**Structured figure records:**
'''
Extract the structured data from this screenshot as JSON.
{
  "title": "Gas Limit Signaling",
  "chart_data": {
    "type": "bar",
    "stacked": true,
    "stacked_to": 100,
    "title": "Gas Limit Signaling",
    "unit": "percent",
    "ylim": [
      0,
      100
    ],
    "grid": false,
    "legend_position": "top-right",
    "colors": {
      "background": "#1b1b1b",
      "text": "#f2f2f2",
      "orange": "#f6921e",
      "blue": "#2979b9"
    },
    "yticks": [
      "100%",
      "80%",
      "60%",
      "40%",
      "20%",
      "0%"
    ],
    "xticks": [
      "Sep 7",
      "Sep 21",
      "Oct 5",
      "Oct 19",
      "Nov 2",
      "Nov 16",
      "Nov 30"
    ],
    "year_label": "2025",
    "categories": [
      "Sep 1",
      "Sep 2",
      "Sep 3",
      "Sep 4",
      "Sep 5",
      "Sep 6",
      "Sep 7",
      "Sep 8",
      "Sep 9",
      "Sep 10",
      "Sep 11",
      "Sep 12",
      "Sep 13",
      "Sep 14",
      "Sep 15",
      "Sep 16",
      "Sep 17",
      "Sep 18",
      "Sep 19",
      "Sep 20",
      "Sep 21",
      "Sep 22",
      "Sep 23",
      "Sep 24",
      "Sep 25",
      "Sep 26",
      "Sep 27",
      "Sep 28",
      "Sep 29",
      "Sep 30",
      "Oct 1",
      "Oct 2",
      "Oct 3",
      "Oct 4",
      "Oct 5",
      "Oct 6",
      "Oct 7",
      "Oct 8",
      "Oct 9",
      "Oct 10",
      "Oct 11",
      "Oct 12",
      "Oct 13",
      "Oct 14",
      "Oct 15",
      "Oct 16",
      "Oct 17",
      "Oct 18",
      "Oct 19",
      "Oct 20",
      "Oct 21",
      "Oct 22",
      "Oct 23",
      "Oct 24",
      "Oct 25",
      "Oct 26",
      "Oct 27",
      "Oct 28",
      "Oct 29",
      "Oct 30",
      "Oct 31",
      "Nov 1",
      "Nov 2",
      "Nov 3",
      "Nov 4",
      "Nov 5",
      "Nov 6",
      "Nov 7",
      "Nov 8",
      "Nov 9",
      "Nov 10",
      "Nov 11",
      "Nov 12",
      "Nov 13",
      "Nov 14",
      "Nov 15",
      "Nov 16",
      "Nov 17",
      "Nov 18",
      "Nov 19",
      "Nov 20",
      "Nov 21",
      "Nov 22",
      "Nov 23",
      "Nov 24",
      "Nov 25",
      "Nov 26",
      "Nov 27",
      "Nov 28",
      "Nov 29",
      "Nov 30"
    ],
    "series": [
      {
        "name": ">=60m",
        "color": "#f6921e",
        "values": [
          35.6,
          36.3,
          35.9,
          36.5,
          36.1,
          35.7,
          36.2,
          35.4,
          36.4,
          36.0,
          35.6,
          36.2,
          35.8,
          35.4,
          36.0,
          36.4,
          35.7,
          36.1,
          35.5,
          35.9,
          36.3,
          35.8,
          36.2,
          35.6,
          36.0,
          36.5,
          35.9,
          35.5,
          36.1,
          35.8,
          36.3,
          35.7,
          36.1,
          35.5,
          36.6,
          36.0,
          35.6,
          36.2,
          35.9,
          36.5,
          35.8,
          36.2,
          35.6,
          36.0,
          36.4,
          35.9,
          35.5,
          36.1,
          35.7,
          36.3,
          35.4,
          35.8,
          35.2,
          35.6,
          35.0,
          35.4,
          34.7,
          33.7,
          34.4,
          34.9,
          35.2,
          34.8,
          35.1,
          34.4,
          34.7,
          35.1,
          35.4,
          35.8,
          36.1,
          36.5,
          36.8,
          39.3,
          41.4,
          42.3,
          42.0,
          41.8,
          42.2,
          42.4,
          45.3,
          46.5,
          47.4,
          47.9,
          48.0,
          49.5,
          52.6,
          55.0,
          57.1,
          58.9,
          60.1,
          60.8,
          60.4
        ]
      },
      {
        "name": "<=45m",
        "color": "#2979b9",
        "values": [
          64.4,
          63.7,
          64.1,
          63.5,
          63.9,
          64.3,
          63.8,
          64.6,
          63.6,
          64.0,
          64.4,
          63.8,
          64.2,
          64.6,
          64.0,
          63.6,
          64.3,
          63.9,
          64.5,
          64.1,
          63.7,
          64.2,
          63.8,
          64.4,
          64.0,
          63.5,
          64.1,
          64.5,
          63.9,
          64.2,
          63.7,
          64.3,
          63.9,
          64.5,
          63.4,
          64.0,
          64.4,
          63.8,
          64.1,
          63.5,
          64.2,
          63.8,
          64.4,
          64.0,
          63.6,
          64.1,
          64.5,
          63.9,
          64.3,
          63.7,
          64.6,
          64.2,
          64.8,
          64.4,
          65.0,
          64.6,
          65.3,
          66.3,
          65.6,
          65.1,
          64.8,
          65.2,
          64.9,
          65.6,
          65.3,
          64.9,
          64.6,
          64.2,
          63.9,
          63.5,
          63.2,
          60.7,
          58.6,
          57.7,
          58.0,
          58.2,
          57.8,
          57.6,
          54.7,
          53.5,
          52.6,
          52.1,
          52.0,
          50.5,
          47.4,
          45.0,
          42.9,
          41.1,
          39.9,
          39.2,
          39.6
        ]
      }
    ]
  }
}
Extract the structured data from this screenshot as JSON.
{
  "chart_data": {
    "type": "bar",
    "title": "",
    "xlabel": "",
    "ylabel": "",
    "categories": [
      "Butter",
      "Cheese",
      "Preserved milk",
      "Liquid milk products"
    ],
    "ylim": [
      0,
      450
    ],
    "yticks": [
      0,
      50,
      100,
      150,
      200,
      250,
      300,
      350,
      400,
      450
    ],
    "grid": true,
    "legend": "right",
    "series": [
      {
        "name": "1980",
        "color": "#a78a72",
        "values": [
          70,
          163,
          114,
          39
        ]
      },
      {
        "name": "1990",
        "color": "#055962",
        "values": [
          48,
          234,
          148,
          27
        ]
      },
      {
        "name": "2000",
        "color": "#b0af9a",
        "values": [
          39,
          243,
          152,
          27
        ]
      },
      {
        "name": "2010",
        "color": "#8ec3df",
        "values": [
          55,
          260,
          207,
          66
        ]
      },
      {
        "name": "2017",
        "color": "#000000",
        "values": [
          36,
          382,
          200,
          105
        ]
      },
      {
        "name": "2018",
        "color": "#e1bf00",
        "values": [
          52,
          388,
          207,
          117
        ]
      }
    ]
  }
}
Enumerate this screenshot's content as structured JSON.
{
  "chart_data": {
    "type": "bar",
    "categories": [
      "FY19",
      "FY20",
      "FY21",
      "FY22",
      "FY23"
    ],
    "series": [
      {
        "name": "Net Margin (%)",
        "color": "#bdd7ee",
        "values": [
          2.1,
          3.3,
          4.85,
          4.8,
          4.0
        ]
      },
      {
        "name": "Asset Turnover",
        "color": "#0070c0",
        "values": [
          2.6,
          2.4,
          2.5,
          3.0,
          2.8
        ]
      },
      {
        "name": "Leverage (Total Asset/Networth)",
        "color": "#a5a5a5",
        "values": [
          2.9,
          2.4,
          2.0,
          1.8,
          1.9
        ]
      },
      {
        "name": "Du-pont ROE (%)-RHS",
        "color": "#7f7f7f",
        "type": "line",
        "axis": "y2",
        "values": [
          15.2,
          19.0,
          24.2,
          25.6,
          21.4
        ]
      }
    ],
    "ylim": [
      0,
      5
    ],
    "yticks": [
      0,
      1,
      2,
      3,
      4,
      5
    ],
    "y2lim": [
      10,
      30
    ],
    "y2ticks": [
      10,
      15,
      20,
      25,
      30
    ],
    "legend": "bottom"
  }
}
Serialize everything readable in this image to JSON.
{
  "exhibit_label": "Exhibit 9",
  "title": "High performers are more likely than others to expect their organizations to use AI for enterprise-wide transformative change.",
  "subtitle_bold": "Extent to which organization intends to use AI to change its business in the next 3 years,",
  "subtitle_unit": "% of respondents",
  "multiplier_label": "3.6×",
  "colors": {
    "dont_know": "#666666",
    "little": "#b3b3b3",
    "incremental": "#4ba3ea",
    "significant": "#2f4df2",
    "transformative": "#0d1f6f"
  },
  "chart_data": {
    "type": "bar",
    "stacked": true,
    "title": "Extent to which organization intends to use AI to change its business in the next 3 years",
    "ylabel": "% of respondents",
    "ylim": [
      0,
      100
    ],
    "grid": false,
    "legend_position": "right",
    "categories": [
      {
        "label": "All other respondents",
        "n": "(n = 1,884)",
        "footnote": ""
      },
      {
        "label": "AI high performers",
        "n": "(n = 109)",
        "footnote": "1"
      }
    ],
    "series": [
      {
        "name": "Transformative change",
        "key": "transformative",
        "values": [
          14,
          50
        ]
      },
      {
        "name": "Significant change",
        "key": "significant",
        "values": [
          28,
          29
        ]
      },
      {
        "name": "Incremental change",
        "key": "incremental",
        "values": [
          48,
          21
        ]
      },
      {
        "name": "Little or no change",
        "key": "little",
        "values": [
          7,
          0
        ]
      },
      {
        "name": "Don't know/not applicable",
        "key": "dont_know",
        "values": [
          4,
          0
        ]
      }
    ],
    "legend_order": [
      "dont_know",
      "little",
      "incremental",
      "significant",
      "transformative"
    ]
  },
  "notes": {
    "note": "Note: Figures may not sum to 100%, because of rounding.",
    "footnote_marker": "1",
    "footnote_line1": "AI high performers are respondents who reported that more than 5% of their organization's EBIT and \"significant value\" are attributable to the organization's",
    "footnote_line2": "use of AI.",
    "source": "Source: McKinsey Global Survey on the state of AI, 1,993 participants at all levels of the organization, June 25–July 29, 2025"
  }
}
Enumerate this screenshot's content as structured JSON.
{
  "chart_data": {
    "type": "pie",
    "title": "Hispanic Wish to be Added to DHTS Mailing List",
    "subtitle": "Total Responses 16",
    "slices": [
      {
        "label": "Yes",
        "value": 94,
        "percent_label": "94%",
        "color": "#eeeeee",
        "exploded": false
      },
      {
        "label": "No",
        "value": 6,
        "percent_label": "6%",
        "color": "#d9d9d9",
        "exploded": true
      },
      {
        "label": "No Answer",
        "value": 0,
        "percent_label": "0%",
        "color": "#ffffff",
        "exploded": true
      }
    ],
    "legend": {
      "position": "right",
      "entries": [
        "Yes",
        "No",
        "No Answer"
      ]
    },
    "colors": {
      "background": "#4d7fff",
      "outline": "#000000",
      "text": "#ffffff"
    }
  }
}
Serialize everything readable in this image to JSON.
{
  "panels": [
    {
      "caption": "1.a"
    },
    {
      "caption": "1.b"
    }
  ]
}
'''
**THE TASK:** Within the entries above, report how many lines include "Asset", and keep the answer to the number.

**COMPLETED EXERCISE:** 2